(Records provided)
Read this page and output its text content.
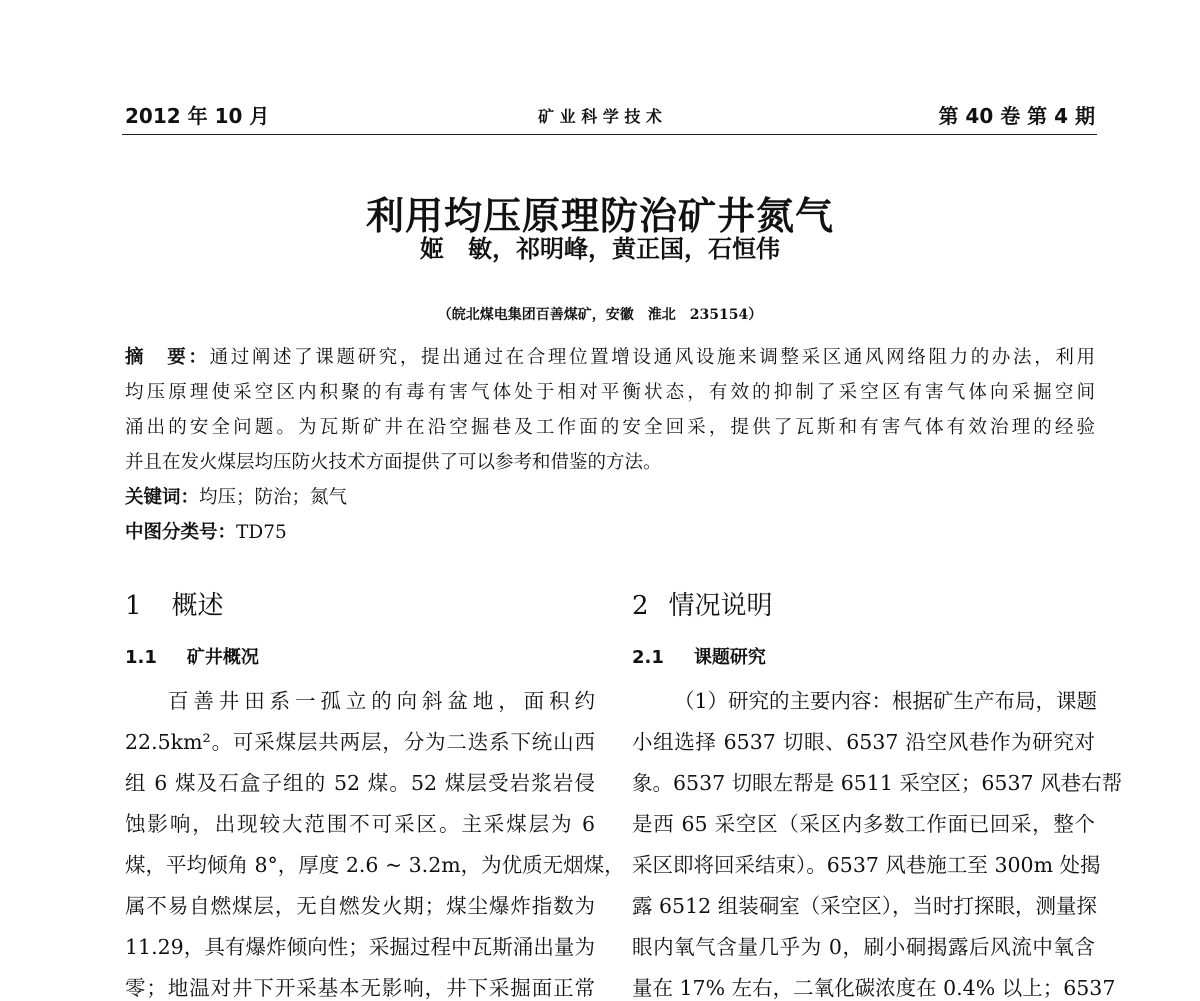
2012 年 10 月	矿 业 科 学 技 术	第 40 卷 第 4 期
利用均压原理防治矿井氮气
姬　敏，祁明峰，黄正国，石恒伟
（皖北煤电集团百善煤矿，安徽　淮北　235154）
摘　要：通过阐述了课题研究，提出通过在合理位置增设通风设施来调整采区通风网络阻力的办法，利用
均压原理使采空区内积聚的有毒有害气体处于相对平衡状态，有效的抑制了采空区有害气体向采掘空间
涌出的安全问题。为瓦斯矿井在沿空掘巷及工作面的安全回采，提供了瓦斯和有害气体有效治理的经验
并且在发火煤层均压防火技术方面提供了可以参考和借鉴的方法。
关键词：均压；防治；氮气
中图分类号：TD75
1 概述
1.1 矿井概况
百善井田系一孤立的向斜盆地，面积约
22.5km²。可采煤层共两层，分为二迭系下统山西
组 6 煤及石盒子组的 52 煤。52 煤层受岩浆岩侵
蚀影响，出现较大范围不可采区。主采煤层为 6
煤，平均倾角 8°，厚度 2.6 ~ 3.2m，为优质无烟煤，
属不易自燃煤层，无自燃发火期；煤尘爆炸指数为
11.29，具有爆炸倾向性；采掘过程中瓦斯涌出量为
零；地温对井下开采基本无影响，井下采掘面正常
2 情况说明
2.1 课题研究
（1）研究的主要内容：根据矿生产布局，课题
小组选择 6537 切眼、6537 沿空风巷作为研究对
象。6537 切眼左帮是 6511 采空区；6537 风巷右帮
是西 65 采空区（采区内多数工作面已回采，整个
采区即将回采结束）。6537 风巷施工至 300m 处揭
露 6512 组装硐室（采空区），当时打探眼，测量探
眼内氧气含量几乎为 0，刷小硐揭露后风流中氧含
量在 17% 左右，二氧化碳浓度在 0.4% 以上；6537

(Description of the task) Write the material out again exactly as it appears, dropping the pictures.

(Task output)
Read this page and output its text content.
2012 年 10 月	矿 业 科 学 技 术	第 40 卷 第 4 期
利用均压原理防治矿井氮气
姬　敏，祁明峰，黄正国，石恒伟
（皖北煤电集团百善煤矿，安徽　淮北　235154）
摘　要：通过阐述了课题研究，提出通过在合理位置增设通风设施来调整采区通风网络阻力的办法，利用
均压原理使采空区内积聚的有毒有害气体处于相对平衡状态，有效的抑制了采空区有害气体向采掘空间
涌出的安全问题。为瓦斯矿井在沿空掘巷及工作面的安全回采，提供了瓦斯和有害气体有效治理的经验
并且在发火煤层均压防火技术方面提供了可以参考和借鉴的方法。
关键词：均压；防治；氮气
中图分类号：TD75
1 概述
1.1 矿井概况
百善井田系一孤立的向斜盆地，面积约
22.5km²。可采煤层共两层，分为二迭系下统山西
组 6 煤及石盒子组的 52 煤。52 煤层受岩浆岩侵
蚀影响，出现较大范围不可采区。主采煤层为 6
煤，平均倾角 8°，厚度 2.6 ~ 3.2m，为优质无烟煤，
属不易自燃煤层，无自燃发火期；煤尘爆炸指数为
11.29，具有爆炸倾向性；采掘过程中瓦斯涌出量为
零；地温对井下开采基本无影响，井下采掘面正常
2 情况说明
2.1 课题研究
（1）研究的主要内容：根据矿生产布局，课题
小组选择 6537 切眼、6537 沿空风巷作为研究对
象。6537 切眼左帮是 6511 采空区；6537 风巷右帮
是西 65 采空区（采区内多数工作面已回采，整个
采区即将回采结束）。6537 风巷施工至 300m 处揭
露 6512 组装硐室（采空区），当时打探眼，测量探
眼内氧气含量几乎为 0，刷小硐揭露后风流中氧含
量在 17% 左右，二氧化碳浓度在 0.4% 以上；6537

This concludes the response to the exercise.